What the task requires:
Would you retype all of these records exactly?

Dataset entries:
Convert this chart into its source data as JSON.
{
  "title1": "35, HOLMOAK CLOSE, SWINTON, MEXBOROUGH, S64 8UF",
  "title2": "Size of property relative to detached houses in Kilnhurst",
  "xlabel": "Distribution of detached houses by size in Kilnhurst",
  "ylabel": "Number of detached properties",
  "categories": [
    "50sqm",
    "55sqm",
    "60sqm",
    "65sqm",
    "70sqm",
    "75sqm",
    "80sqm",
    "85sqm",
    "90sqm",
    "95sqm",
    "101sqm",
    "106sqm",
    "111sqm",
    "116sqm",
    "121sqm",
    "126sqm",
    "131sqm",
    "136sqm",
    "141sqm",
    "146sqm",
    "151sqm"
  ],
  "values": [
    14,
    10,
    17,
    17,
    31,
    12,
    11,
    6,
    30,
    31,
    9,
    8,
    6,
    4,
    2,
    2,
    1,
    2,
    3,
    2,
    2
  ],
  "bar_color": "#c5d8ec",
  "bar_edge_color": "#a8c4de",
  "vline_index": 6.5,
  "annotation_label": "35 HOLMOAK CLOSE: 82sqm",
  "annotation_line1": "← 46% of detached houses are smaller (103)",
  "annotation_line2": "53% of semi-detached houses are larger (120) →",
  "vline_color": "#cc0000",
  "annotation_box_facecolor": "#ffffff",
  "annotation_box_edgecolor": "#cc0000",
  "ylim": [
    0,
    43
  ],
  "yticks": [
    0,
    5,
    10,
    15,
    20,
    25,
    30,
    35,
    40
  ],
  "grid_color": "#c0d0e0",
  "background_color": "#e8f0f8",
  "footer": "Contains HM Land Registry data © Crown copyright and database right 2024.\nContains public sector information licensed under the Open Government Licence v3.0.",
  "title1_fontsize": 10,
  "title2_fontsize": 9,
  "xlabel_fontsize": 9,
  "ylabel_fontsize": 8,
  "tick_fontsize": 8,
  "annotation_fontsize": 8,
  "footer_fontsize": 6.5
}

Written solution:
Convert this chart into its source data as JSON.
{
  "title1": "35, HOLMOAK CLOSE, SWINTON, MEXBOROUGH, S64 8UF",
  "title2": "Size of property relative to detached houses in Kilnhurst",
  "xlabel": "Distribution of detached houses by size in Kilnhurst",
  "ylabel": "Number of detached properties",
  "categories": [
    "50sqm",
    "55sqm",
    "60sqm",
    "65sqm",
    "70sqm",
    "75sqm",
    "80sqm",
    "85sqm",
    "90sqm",
    "95sqm",
    "101sqm",
    "106sqm",
    "111sqm",
    "116sqm",
    "121sqm",
    "126sqm",
    "131sqm",
    "136sqm",
    "141sqm",
    "146sqm",
    "151sqm"
  ],
  "values": [
    14,
    10,
    17,
    17,
    31,
    12,
    11,
    6,
    30,
    31,
    9,
    8,
    6,
    4,
    2,
    2,
    1,
    2,
    3,
    2,
    2
  ],
  "bar_color": "#c5d8ec",
  "bar_edge_color": "#a8c4de",
  "vline_index": 6.5,
  "annotation_label": "35 HOLMOAK CLOSE: 82sqm",
  "annotation_line1": "← 46% of detached houses are smaller (103)",
  "annotation_line2": "53% of semi-detached houses are larger (120) →",
  "vline_color": "#cc0000",
  "annotation_box_facecolor": "#ffffff",
  "annotation_box_edgecolor": "#cc0000",
  "ylim": [
    0,
    43
  ],
  "yticks": [
    0,
    5,
    10,
    15,
    20,
    25,
    30,
    35,
    40
  ],
  "grid_color": "#c0d0e0",
  "background_color": "#e8f0f8",
  "footer": "Contains HM Land Registry data © Crown copyright and database right 2024.\nContains public sector information licensed under the Open Government Licence v3.0.",
  "title1_fontsize": 10,
  "title2_fontsize": 9,
  "xlabel_fontsize": 9,
  "ylabel_fontsize": 8,
  "tick_fontsize": 8,
  "annotation_fontsize": 8,
  "footer_fontsize": 6.5
}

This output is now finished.